■ RECORDS

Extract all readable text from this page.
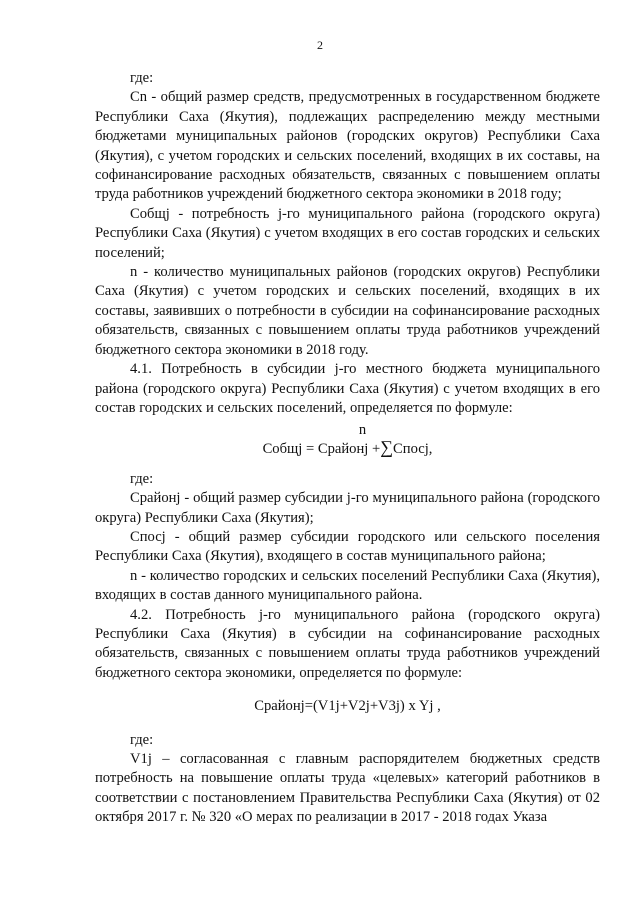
2

где:

Cn - общий размер средств, предусмотренных в государственном бюджете Республики Саха (Якутия), подлежащих распределению между местными бюджетами муниципальных районов (городских округов) Республики Саха (Якутия), с учетом городских и сельских поселений, входящих в их составы, на софинансирование расходных обязательств, связанных с повышением оплаты труда работников учреждений бюджетного сектора экономики в 2018 году;

Собщj - потребность j-го муниципального района (городского округа) Республики Саха (Якутия) с учетом входящих в его состав городских и сельских поселений;

n - количество муниципальных районов (городских округов) Республики Саха (Якутия) с учетом городских и сельских поселений, входящих в их составы, заявивших о потребности в субсидии на софинансирование расходных обязательств, связанных с повышением оплаты труда работников учреждений бюджетного сектора экономики в 2018 году.

4.1. Потребность в субсидии j-го местного бюджета муниципального района (городского округа) Республики Саха (Якутия) с учетом входящих в его состав городских и сельских поселений, определяется по формуле:

n
Собщj = Срайонj +∑Спосj,

где:

Срайонj - общий размер субсидии j-го муниципального района (городского округа) Республики Саха (Якутия);

Спосj - общий размер субсидии городского или сельского поселения Республики Саха (Якутия), входящего в состав муниципального района;

n - количество городских и сельских поселений Республики Саха (Якутия), входящих в состав данного муниципального района.

4.2. Потребность j-го муниципального района (городского округа) Республики Саха (Якутия) в субсидии на софинансирование расходных обязательств, связанных с повышением оплаты труда работников учреждений бюджетного сектора экономики, определяется по формуле:

Срайонj=(V1j+V2j+V3j) x Yj ,

где:

V1j – согласованная с главным распорядителем бюджетных средств потребность на повышение оплаты труда «целевых» категорий работников в соответствии с постановлением Правительства Республики Саха (Якутия) от 02 октября 2017 г. № 320 «О мерах по реализации в 2017 - 2018 годах Указа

■ DIRECTIONS
Give a single number: the count of lines above that include the word "Спосj".

■ WRITTEN RESPONSE
2